### Work to complete
Tally the lines that hold the string "name", and reply with the count alone.

### Stored records
══════════════════════════════
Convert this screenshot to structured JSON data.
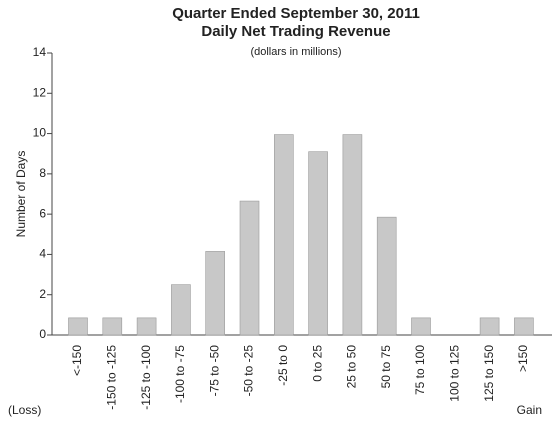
{
  "chart_data": {
    "type": "bar",
    "title": "Quarter Ended September 30, 2011",
    "subtitle": "Daily Net Trading Revenue",
    "note": "(dollars in millions)",
    "y_label": "Number of Days",
    "annotations": [
      "(Loss)",
      "Gain"
    ],
    "categories": [
      "<-150",
      "-150 to -125",
      "-125 to -100",
      "-100 to -75",
      "-75 to -50",
      "-50 to -25",
      "-25 to 0",
      "0 to 25",
      "25 to 50",
      "50 to 75",
      "75 to 100",
      "100 to 125",
      "125 to 150",
      ">150"
    ],
    "values": [
      0.85,
      0.85,
      0.85,
      2.5,
      4.15,
      6.65,
      9.95,
      9.1,
      9.95,
      5.85,
      0.85,
      0,
      0.85,
      0.85
    ],
    "color": "#c8c8c8",
    "ylim": [
      0,
      14
    ],
    "yticks": [
      0,
      2,
      4,
      6,
      8,
      10,
      12,
      14
    ],
    "grid": false
  }
}
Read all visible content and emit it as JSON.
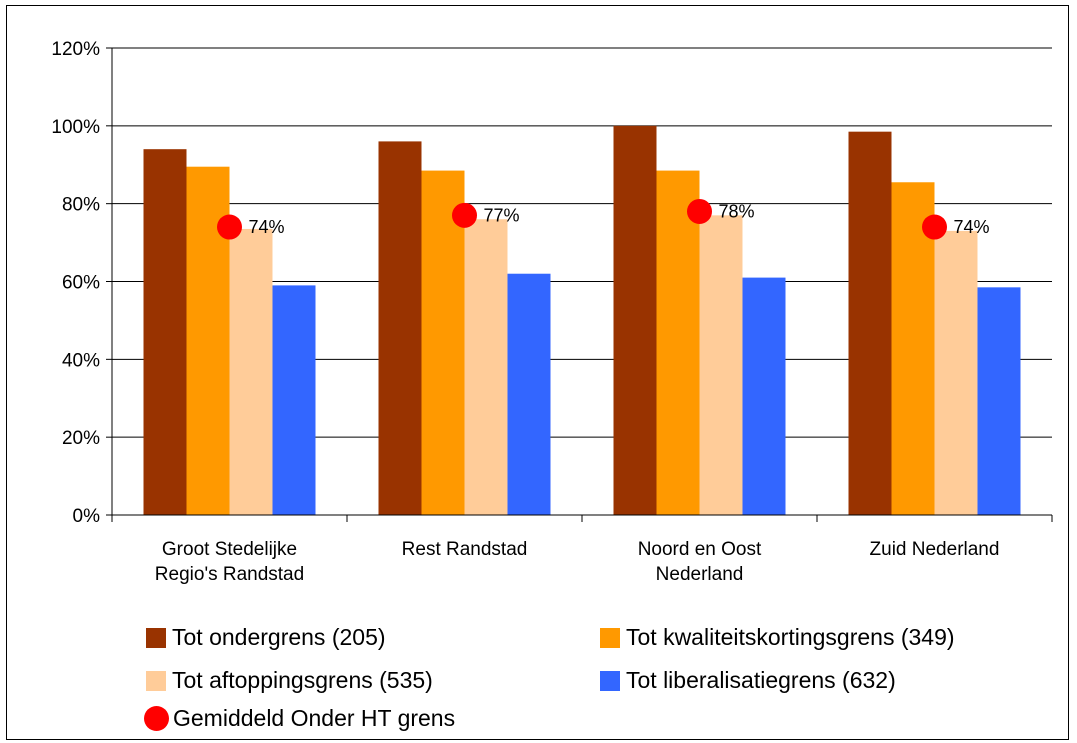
{
  "chart_data": {
    "type": "bar",
    "categories": [
      [
        "Groot Stedelijke",
        "Regio's Randstad"
      ],
      [
        "Rest Randstad"
      ],
      [
        "Noord en Oost",
        "Nederland"
      ],
      [
        "Zuid Nederland"
      ]
    ],
    "series": [
      {
        "name": "Tot ondergrens (205)",
        "values": [
          94,
          96,
          100,
          98.5
        ],
        "color": "#993300"
      },
      {
        "name": "Tot kwaliteitskortingsgrens (349)",
        "values": [
          89.5,
          88.5,
          88.5,
          85.5
        ],
        "color": "#FF9900"
      },
      {
        "name": "Tot aftoppingsgrens (535)",
        "values": [
          73.5,
          76,
          77,
          73
        ],
        "color": "#FFCC99"
      },
      {
        "name": "Tot liberalisatiegrens (632)",
        "values": [
          59,
          62,
          61,
          58.5
        ],
        "color": "#3366FF"
      }
    ],
    "markers": {
      "name": "Gemiddeld Onder HT grens",
      "values": [
        74,
        77,
        78,
        74
      ],
      "labels": [
        "74%",
        "77%",
        "78%",
        "74%"
      ],
      "color": "#FF0000"
    },
    "y_ticks": [
      "0%",
      "20%",
      "40%",
      "60%",
      "80%",
      "100%",
      "120%"
    ],
    "ylim": [
      0,
      120
    ],
    "grid": true,
    "legend_position": "bottom"
  }
}
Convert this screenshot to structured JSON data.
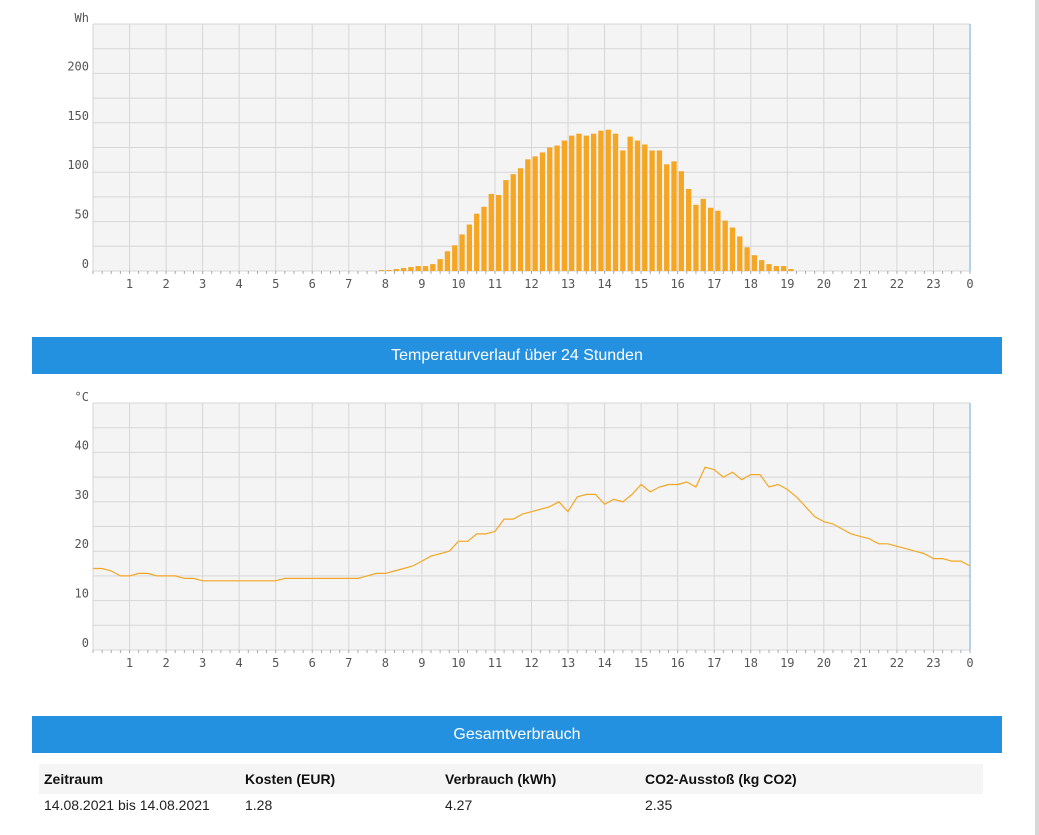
{
  "chart_data": [
    {
      "type": "bar",
      "unit": "Wh",
      "ylim": [
        0,
        250
      ],
      "y_ticks": [
        "0",
        "50",
        "100",
        "150",
        "200"
      ],
      "x_ticks": [
        "1",
        "2",
        "3",
        "4",
        "5",
        "6",
        "7",
        "8",
        "9",
        "10",
        "11",
        "12",
        "13",
        "14",
        "15",
        "16",
        "17",
        "18",
        "19",
        "20",
        "21",
        "22",
        "23",
        "0"
      ],
      "color": "#f5a623",
      "grid": true,
      "values": [
        0,
        0,
        0,
        0,
        0,
        0,
        0,
        0,
        0,
        0,
        0,
        0,
        0,
        0,
        0,
        0,
        0,
        0,
        0,
        0,
        0,
        0,
        0,
        0,
        0,
        0,
        0,
        0,
        0,
        0,
        0,
        0,
        0,
        0,
        0,
        0,
        0,
        0,
        0,
        1,
        1,
        2,
        3,
        4,
        5,
        5,
        7,
        12,
        20,
        26,
        37,
        47,
        58,
        65,
        78,
        77,
        92,
        98,
        104,
        113,
        116,
        120,
        125,
        127,
        132,
        137,
        139,
        137,
        139,
        142,
        143,
        139,
        122,
        136,
        132,
        128,
        122,
        122,
        108,
        111,
        101,
        83,
        67,
        73,
        64,
        61,
        51,
        44,
        35,
        24,
        16,
        11,
        7,
        5,
        5,
        2,
        0,
        0,
        0,
        0,
        0,
        0,
        0,
        0,
        0,
        0,
        0,
        0,
        0,
        0,
        0,
        0,
        0,
        0,
        0,
        0,
        0,
        0,
        0,
        0
      ]
    },
    {
      "type": "line",
      "unit": "°C",
      "ylim": [
        0,
        50
      ],
      "y_ticks": [
        "0",
        "10",
        "20",
        "30",
        "40"
      ],
      "x_ticks": [
        "1",
        "2",
        "3",
        "4",
        "5",
        "6",
        "7",
        "8",
        "9",
        "10",
        "11",
        "12",
        "13",
        "14",
        "15",
        "16",
        "17",
        "18",
        "19",
        "20",
        "21",
        "22",
        "23",
        "0"
      ],
      "color": "#f5a623",
      "grid": true,
      "points": [
        [
          0,
          16.5
        ],
        [
          0.25,
          16.5
        ],
        [
          0.5,
          16
        ],
        [
          0.75,
          15
        ],
        [
          1,
          15
        ],
        [
          1.25,
          15.5
        ],
        [
          1.5,
          15.5
        ],
        [
          1.75,
          15
        ],
        [
          2,
          15
        ],
        [
          2.25,
          15
        ],
        [
          2.5,
          14.5
        ],
        [
          2.75,
          14.5
        ],
        [
          3,
          14
        ],
        [
          4,
          14
        ],
        [
          5,
          14
        ],
        [
          5.25,
          14.5
        ],
        [
          6,
          14.5
        ],
        [
          7,
          14.5
        ],
        [
          7.25,
          14.5
        ],
        [
          7.5,
          15
        ],
        [
          7.75,
          15.5
        ],
        [
          8,
          15.5
        ],
        [
          8.25,
          16
        ],
        [
          8.5,
          16.5
        ],
        [
          8.75,
          17
        ],
        [
          9,
          18
        ],
        [
          9.25,
          19
        ],
        [
          9.5,
          19.5
        ],
        [
          9.75,
          20
        ],
        [
          10,
          22
        ],
        [
          10.25,
          22
        ],
        [
          10.5,
          23.5
        ],
        [
          10.75,
          23.5
        ],
        [
          11,
          24
        ],
        [
          11.25,
          26.5
        ],
        [
          11.5,
          26.5
        ],
        [
          11.75,
          27.5
        ],
        [
          12,
          28
        ],
        [
          12.25,
          28.5
        ],
        [
          12.5,
          29
        ],
        [
          12.75,
          30
        ],
        [
          13,
          28
        ],
        [
          13.25,
          31
        ],
        [
          13.5,
          31.5
        ],
        [
          13.75,
          31.5
        ],
        [
          14,
          29.5
        ],
        [
          14.25,
          30.5
        ],
        [
          14.5,
          30
        ],
        [
          14.75,
          31.5
        ],
        [
          15,
          33.5
        ],
        [
          15.25,
          32
        ],
        [
          15.5,
          33
        ],
        [
          15.75,
          33.5
        ],
        [
          16,
          33.5
        ],
        [
          16.25,
          34
        ],
        [
          16.5,
          33
        ],
        [
          16.75,
          37
        ],
        [
          17,
          36.5
        ],
        [
          17.25,
          35
        ],
        [
          17.5,
          36
        ],
        [
          17.75,
          34.5
        ],
        [
          18,
          35.5
        ],
        [
          18.25,
          35.5
        ],
        [
          18.5,
          33
        ],
        [
          18.75,
          33.5
        ],
        [
          19,
          32.5
        ],
        [
          19.25,
          31
        ],
        [
          19.5,
          29
        ],
        [
          19.75,
          27
        ],
        [
          20,
          26
        ],
        [
          20.25,
          25.5
        ],
        [
          20.5,
          24.5
        ],
        [
          20.75,
          23.5
        ],
        [
          21,
          23
        ],
        [
          21.25,
          22.5
        ],
        [
          21.5,
          21.5
        ],
        [
          21.75,
          21.5
        ],
        [
          22,
          21
        ],
        [
          22.25,
          20.5
        ],
        [
          22.5,
          20
        ],
        [
          22.75,
          19.5
        ],
        [
          23,
          18.5
        ],
        [
          23.25,
          18.5
        ],
        [
          23.5,
          18
        ],
        [
          23.75,
          18
        ],
        [
          24,
          17
        ]
      ]
    }
  ],
  "sections": {
    "temperature_title": "Temperaturverlauf über 24 Stunden",
    "total_title": "Gesamtverbrauch"
  },
  "summary": {
    "headers": [
      "Zeitraum",
      "Kosten (EUR)",
      "Verbrauch (kWh)",
      "CO2-Ausstoß (kg CO2)"
    ],
    "row": [
      "14.08.2021 bis 14.08.2021",
      "1.28",
      "4.27",
      "2.35"
    ]
  }
}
══════════════════════════════
### Output of the exercise
5